ФРАГМЕНТ ТЕКСТА:
□ □ □ □
Если основным руководящим принципом диалектической натурфилософии Шеллинга, как мы уже выяснили, было положение, что всё в природе открывает себя через противоположность (общее через особенное, продуцирование через продукт, движение через постоянство, сознание через бессознательное), то, по справедливому замечанию Фишера, оно верно и для «углубленной трансцендентной точки зрения», что «природа неорганического должна быть определима из противоположения природе органического» [7, 423 ]. Только посредством противоположения природа становится завершённым в себе целым.
Это положение верно и для изучения искусства – творческой формы культуры, сочетающей противоположение сознания и бессознательного. То, что познаётся «в искусстве, по существу тождественно тому, что есть и в природе: ведь каждому из них прирождена вся абсолютность», только она в искусстве и в природе находится «в различных потенциях» [6, 64 ]. Философия искусства – главный вклад Шеллинга в художественную культуру – развивалась в теснейшей связи с его диалектической натурфилософией. Исследователь немецкой романтической эстетики А. В. Гулыга не без оснований полагает, что эта эстетика выводилась из философии природы, и сводит их мировоззрение к трём культам – культу искусства, культу природы, культу творческой индивидуальности [1, 149–152 ]. Так, солидарность с романтическим культом природы приводила Шеллинга к мысли, что в идеальном мире искусство занимает такое же место, какое в реальном мире – организм. Если органическое произведение природы – это первозданная, нерасчленённая гармония, то произведение искусства – это воссозданная художником гармония после её расчленения. Но во все три пристрастия романтиков Шеллинг внёс существенные поправки после внимательного продумывания идей «Критики способности суждения» Канта. У своего предшественника он нашёл тезис, что искусство – это
промежуточная форма между природой и свободой, обладающая свойствами и той и другой.
□ □ □ □
Выведите без изменений часть фрагмента о Шеллинге от слов «Если основным руководящим» до слов «в себе целым.» включительно. Записи здесь не используются.
□ □ □ □
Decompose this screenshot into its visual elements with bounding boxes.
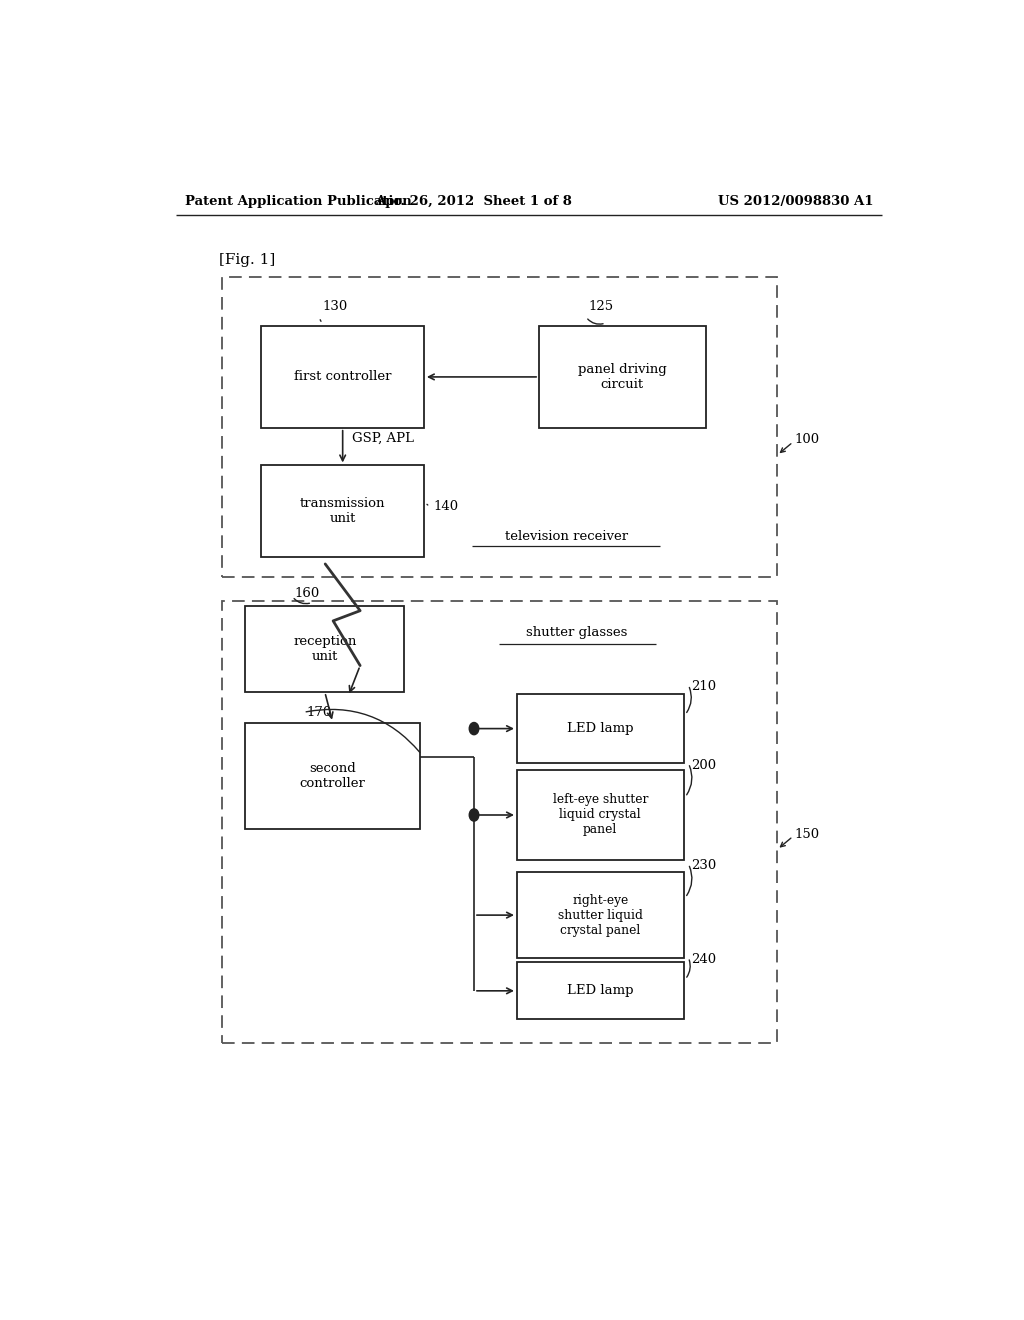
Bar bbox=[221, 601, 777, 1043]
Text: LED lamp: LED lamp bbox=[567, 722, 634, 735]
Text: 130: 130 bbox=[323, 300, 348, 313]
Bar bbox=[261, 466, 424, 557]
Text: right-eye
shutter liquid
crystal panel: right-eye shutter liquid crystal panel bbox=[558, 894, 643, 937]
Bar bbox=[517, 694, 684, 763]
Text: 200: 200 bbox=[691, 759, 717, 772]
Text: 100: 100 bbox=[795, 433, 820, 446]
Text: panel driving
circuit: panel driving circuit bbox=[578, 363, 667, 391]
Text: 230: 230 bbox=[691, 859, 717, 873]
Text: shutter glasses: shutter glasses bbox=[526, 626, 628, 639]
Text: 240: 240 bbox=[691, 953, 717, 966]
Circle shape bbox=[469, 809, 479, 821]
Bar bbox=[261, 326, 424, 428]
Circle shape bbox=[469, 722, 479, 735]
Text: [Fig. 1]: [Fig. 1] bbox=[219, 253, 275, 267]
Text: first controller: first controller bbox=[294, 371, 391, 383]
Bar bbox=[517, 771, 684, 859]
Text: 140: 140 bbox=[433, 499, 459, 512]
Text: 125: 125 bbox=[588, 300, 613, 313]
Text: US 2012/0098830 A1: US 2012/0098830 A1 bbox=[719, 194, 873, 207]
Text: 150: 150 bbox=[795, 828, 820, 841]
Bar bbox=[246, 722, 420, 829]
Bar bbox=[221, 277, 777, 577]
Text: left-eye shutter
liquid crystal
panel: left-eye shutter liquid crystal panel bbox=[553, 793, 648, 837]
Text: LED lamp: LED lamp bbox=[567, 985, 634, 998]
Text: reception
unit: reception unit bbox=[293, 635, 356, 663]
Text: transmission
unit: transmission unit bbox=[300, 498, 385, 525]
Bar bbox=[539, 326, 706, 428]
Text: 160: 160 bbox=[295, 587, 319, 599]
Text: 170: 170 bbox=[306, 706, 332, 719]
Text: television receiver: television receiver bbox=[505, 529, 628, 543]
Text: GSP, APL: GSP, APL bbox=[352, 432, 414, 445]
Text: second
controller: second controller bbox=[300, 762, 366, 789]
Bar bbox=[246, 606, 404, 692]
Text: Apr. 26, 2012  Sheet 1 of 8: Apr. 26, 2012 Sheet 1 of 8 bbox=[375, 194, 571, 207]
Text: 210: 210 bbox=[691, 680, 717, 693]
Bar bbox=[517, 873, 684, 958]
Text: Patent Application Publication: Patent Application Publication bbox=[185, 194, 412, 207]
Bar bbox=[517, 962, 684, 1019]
□ □ □ □
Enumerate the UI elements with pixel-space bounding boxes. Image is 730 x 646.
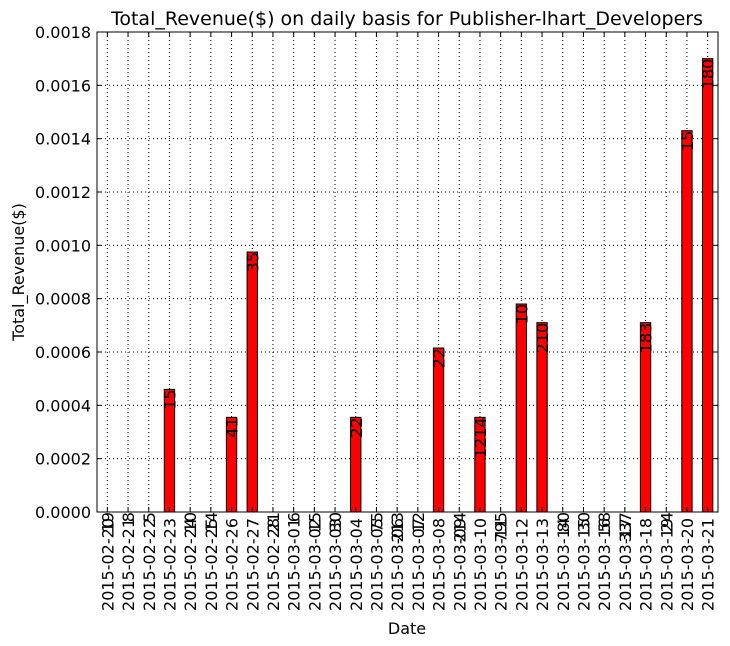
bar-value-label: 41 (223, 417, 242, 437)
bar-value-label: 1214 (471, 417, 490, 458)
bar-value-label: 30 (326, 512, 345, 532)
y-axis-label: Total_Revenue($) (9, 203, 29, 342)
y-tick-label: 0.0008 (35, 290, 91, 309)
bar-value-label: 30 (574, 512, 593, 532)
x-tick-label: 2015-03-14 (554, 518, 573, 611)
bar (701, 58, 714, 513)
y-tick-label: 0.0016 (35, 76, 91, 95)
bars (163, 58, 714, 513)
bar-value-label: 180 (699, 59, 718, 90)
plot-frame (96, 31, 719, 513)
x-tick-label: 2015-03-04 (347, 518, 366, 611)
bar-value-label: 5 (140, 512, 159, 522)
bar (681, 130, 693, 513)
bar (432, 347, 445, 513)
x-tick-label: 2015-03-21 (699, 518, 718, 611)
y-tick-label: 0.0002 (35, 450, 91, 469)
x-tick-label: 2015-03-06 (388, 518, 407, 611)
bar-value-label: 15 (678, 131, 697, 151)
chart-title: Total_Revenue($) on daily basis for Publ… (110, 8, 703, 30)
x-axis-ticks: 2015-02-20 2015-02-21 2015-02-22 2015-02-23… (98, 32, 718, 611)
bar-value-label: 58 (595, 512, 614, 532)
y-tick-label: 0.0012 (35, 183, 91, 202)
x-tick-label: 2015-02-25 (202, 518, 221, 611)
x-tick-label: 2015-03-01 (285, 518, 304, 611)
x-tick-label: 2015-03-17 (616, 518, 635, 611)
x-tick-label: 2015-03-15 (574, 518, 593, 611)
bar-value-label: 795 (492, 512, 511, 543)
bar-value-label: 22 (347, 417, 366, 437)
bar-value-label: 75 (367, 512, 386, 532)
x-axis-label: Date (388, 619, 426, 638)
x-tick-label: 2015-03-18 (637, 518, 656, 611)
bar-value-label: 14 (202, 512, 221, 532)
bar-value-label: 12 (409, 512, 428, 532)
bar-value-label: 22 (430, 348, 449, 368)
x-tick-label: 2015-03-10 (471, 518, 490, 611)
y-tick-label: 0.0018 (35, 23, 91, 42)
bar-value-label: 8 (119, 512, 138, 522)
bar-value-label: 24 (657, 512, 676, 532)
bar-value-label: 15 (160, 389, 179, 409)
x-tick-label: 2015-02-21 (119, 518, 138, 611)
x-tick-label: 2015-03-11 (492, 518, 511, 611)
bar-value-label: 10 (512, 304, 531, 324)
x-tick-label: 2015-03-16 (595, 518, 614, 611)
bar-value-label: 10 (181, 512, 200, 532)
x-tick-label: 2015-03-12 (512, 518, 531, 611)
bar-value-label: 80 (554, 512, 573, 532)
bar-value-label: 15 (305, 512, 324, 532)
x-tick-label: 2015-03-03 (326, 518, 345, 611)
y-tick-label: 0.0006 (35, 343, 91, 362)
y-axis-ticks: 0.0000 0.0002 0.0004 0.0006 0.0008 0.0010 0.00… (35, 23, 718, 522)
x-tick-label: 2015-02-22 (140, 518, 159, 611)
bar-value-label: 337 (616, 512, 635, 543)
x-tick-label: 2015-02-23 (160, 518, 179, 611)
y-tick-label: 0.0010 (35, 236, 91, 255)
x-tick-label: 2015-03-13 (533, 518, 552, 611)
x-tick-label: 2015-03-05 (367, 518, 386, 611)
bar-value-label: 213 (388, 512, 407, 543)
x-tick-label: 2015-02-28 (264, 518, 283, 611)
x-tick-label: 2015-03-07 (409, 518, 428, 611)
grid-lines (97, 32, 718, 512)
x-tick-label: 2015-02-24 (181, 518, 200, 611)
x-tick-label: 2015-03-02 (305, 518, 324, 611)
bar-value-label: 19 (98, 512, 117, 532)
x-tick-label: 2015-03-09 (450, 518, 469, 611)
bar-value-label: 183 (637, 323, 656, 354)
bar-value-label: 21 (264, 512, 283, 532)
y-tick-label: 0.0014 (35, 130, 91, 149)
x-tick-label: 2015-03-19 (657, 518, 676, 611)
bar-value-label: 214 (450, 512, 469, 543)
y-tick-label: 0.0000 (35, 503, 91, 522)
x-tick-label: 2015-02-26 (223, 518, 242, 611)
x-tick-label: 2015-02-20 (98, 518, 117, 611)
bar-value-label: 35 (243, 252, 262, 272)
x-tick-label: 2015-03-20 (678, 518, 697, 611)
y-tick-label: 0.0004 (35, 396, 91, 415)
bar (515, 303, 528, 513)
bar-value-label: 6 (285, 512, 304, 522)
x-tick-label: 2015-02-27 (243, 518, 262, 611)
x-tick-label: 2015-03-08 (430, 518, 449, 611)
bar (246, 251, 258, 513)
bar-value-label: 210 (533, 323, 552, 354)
□ □ □ □
ОТВЕТ:
Если основным руководящим принципом диалектической натурфилософии Шеллинга, как мы уже выяснили, было положение, что всё в природе открывает себя через противоположность (общее через особенное, продуцирование через продукт, движение через постоянство, сознание через бессознательное), то, по справедливому замечанию Фишера, оно верно и для «углубленной трансцендентной точки зрения», что «природа неорганического должна быть определима из противоположения природе органического» [7, 423 ]. Только посредством противоположения природа становится завершённым в себе целым.